▶ [Stated problem]
Copy down all of the data underneath, exactly as shown.

>>>>>

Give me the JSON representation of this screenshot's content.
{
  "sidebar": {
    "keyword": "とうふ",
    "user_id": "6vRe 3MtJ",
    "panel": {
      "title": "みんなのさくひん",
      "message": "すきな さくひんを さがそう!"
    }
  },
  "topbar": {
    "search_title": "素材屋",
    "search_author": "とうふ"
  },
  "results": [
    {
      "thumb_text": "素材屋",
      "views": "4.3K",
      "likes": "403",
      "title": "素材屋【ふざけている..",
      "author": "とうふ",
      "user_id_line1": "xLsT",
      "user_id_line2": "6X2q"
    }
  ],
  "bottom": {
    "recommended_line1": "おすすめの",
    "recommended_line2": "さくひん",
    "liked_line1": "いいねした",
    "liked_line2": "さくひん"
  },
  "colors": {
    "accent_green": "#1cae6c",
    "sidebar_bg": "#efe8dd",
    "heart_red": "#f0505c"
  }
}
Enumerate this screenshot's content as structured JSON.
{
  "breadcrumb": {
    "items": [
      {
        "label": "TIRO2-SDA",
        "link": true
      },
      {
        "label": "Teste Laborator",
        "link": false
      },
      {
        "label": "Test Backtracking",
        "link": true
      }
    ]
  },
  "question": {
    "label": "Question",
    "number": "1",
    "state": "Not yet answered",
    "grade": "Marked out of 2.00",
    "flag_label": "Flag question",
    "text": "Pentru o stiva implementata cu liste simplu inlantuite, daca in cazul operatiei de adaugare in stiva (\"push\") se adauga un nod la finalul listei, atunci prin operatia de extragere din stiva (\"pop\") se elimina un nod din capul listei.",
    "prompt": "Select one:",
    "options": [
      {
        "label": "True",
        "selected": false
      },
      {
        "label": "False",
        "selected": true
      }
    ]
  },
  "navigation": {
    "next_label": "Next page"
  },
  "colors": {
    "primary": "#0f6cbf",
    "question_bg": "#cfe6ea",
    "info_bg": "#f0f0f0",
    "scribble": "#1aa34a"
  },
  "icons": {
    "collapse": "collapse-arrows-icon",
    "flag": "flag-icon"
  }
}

<<<<<

▶ [Result of this task]
Give me the JSON representation of this screenshot's content.
{
  "sidebar": {
    "keyword": "とうふ",
    "user_id": "6vRe 3MtJ",
    "panel": {
      "title": "みんなのさくひん",
      "message": "すきな さくひんを さがそう!"
    }
  },
  "topbar": {
    "search_title": "素材屋",
    "search_author": "とうふ"
  },
  "results": [
    {
      "thumb_text": "素材屋",
      "views": "4.3K",
      "likes": "403",
      "title": "素材屋【ふざけている..",
      "author": "とうふ",
      "user_id_line1": "xLsT",
      "user_id_line2": "6X2q"
    }
  ],
  "bottom": {
    "recommended_line1": "おすすめの",
    "recommended_line2": "さくひん",
    "liked_line1": "いいねした",
    "liked_line2": "さくひん"
  },
  "colors": {
    "accent_green": "#1cae6c",
    "sidebar_bg": "#efe8dd",
    "heart_red": "#f0505c"
  }
}
Enumerate this screenshot's content as structured JSON.
{
  "breadcrumb": {
    "items": [
      {
        "label": "TIRO2-SDA",
        "link": true
      },
      {
        "label": "Teste Laborator",
        "link": false
      },
      {
        "label": "Test Backtracking",
        "link": true
      }
    ]
  },
  "question": {
    "label": "Question",
    "number": "1",
    "state": "Not yet answered",
    "grade": "Marked out of 2.00",
    "flag_label": "Flag question",
    "text": "Pentru o stiva implementata cu liste simplu inlantuite, daca in cazul operatiei de adaugare in stiva (\"push\") se adauga un nod la finalul listei, atunci prin operatia de extragere din stiva (\"pop\") se elimina un nod din capul listei.",
    "prompt": "Select one:",
    "options": [
      {
        "label": "True",
        "selected": false
      },
      {
        "label": "False",
        "selected": true
      }
    ]
  },
  "navigation": {
    "next_label": "Next page"
  },
  "colors": {
    "primary": "#0f6cbf",
    "question_bg": "#cfe6ea",
    "info_bg": "#f0f0f0",
    "scribble": "#1aa34a"
  },
  "icons": {
    "collapse": "collapse-arrows-icon",
    "flag": "flag-icon"
  }
}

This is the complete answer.